Visual layout records
»»

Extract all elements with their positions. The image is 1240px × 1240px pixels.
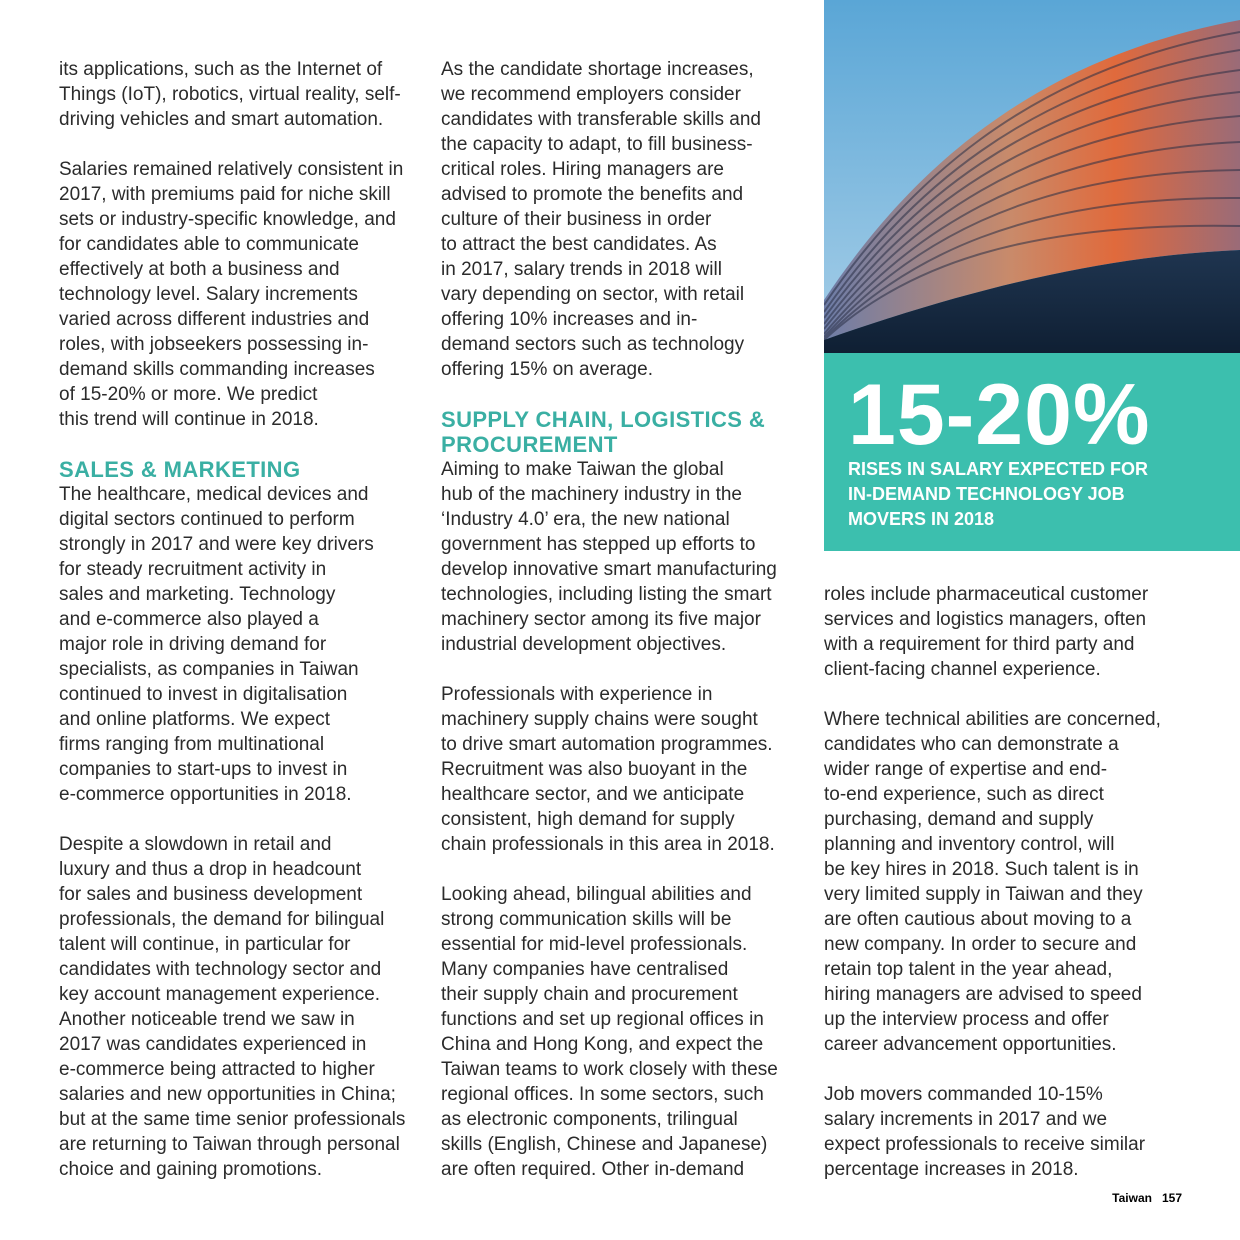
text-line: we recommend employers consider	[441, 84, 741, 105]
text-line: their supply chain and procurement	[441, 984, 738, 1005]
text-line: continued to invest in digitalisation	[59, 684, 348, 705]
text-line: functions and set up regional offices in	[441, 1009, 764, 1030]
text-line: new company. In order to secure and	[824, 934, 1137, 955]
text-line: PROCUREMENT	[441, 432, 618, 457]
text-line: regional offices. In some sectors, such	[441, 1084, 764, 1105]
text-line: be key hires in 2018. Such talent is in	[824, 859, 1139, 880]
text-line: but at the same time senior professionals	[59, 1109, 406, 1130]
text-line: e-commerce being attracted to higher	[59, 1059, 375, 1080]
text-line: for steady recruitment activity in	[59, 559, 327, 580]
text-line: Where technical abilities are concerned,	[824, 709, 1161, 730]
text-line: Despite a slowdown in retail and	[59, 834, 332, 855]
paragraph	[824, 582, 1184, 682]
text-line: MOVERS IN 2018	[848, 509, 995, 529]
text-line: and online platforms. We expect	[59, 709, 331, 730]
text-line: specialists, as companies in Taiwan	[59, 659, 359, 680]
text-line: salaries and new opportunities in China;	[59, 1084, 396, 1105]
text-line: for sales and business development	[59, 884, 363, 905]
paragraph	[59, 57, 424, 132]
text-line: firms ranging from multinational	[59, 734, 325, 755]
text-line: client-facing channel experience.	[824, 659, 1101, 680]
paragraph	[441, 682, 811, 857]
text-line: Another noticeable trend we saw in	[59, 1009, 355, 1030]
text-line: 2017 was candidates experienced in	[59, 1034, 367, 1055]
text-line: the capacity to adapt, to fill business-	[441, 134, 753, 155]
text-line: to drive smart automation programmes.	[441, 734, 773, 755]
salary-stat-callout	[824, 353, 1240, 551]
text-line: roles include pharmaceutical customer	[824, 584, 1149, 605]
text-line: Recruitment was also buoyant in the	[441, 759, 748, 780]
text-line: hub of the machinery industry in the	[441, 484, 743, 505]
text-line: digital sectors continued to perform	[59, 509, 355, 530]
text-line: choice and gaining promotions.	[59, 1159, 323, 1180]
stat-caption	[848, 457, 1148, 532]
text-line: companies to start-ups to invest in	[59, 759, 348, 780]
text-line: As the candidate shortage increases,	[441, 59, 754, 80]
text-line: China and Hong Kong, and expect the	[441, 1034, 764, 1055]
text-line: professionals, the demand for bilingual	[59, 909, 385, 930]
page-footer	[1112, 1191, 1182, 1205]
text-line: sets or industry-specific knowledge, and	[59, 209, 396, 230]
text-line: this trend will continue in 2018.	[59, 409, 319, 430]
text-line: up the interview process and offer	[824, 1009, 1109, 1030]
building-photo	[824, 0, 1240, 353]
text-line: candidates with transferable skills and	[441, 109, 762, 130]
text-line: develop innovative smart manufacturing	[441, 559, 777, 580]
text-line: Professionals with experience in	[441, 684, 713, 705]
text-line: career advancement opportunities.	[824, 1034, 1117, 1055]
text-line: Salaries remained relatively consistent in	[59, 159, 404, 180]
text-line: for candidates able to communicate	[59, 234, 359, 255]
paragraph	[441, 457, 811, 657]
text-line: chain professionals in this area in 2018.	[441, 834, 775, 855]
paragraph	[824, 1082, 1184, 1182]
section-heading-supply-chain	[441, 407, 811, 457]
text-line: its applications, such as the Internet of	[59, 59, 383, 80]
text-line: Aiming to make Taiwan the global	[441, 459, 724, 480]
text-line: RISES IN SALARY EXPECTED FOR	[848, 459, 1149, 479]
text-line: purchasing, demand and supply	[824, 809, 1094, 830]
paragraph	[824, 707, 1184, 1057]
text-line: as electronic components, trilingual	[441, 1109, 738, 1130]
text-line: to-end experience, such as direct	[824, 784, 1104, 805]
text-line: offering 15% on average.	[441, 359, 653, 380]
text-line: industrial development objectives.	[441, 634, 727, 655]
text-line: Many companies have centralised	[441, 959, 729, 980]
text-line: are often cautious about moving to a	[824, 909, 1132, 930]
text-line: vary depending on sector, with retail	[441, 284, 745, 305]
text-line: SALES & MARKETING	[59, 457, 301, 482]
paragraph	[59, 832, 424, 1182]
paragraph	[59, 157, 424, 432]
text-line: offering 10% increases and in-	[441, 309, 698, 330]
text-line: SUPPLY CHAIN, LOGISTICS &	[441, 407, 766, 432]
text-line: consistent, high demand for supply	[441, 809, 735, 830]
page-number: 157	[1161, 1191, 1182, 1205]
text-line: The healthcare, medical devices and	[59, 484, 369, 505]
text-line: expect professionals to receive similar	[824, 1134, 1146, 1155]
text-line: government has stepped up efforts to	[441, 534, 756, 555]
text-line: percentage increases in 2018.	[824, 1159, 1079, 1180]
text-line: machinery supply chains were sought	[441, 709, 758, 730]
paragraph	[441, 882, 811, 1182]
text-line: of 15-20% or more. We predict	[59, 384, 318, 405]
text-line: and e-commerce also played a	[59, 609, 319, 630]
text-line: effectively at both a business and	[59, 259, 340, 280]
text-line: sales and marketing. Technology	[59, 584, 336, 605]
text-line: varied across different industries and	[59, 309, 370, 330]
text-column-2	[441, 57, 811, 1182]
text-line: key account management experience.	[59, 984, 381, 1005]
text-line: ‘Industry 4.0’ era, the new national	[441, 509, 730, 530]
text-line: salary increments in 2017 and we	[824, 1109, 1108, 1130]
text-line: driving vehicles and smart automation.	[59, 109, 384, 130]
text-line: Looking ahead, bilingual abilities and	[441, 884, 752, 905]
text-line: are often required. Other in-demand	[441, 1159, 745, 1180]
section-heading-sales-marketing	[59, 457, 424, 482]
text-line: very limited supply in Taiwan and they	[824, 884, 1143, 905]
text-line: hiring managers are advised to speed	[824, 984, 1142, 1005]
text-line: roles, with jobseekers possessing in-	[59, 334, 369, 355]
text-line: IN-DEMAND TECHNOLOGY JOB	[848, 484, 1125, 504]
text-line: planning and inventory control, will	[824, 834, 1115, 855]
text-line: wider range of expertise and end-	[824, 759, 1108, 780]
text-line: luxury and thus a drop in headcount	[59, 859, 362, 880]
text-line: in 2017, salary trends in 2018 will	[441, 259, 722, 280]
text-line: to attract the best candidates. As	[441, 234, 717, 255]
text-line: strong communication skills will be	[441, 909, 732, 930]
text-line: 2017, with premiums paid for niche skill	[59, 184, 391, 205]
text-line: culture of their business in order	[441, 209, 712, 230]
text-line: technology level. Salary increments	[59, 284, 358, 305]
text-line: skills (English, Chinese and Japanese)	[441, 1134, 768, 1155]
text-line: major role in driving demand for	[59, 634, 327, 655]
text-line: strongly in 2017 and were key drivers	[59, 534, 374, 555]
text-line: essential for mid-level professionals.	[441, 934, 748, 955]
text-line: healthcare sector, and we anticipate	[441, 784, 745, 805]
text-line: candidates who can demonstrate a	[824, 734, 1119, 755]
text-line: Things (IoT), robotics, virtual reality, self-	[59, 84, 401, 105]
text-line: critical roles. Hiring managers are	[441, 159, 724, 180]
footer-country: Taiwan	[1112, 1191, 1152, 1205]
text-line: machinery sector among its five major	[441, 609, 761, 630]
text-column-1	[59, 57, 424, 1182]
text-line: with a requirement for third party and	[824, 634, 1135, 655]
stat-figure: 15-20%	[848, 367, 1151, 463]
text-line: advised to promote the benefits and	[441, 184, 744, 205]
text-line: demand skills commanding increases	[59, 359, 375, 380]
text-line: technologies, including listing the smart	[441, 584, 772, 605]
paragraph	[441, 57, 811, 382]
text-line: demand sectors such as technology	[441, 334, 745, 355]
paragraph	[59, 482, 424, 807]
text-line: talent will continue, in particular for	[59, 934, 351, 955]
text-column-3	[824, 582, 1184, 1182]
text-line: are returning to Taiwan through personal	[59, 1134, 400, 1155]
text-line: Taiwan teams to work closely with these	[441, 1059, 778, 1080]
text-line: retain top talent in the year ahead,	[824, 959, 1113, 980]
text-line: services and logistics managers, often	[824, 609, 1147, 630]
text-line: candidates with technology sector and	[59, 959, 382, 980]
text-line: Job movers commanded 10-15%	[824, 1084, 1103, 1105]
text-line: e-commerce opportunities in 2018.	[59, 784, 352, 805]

««

• What is asked
Change "regional offices" to "local branches" in the lines from the one containing "text-line: we recommend" to the one containing "text-line: e-commerce being", leaving everything else as it is. Return only those lines.

• Response to this task
text-line: we recommend employers consider	[441, 84, 741, 105]
text-line: their supply chain and procurement	[441, 984, 738, 1005]
text-line: continued to invest in digitalisation	[59, 684, 348, 705]
text-line: functions and set up local branches in	[441, 1009, 764, 1030]
text-line: new company. In order to secure and	[824, 934, 1137, 955]
text-line: PROCUREMENT	[441, 432, 618, 457]
text-line: local branches. In some sectors, such	[441, 1084, 764, 1105]
text-line: be key hires in 2018. Such talent is in	[824, 859, 1139, 880]
text-line: but at the same time senior professionals	[59, 1109, 406, 1130]
text-line: e-commerce being attracted to higher	[59, 1059, 375, 1080]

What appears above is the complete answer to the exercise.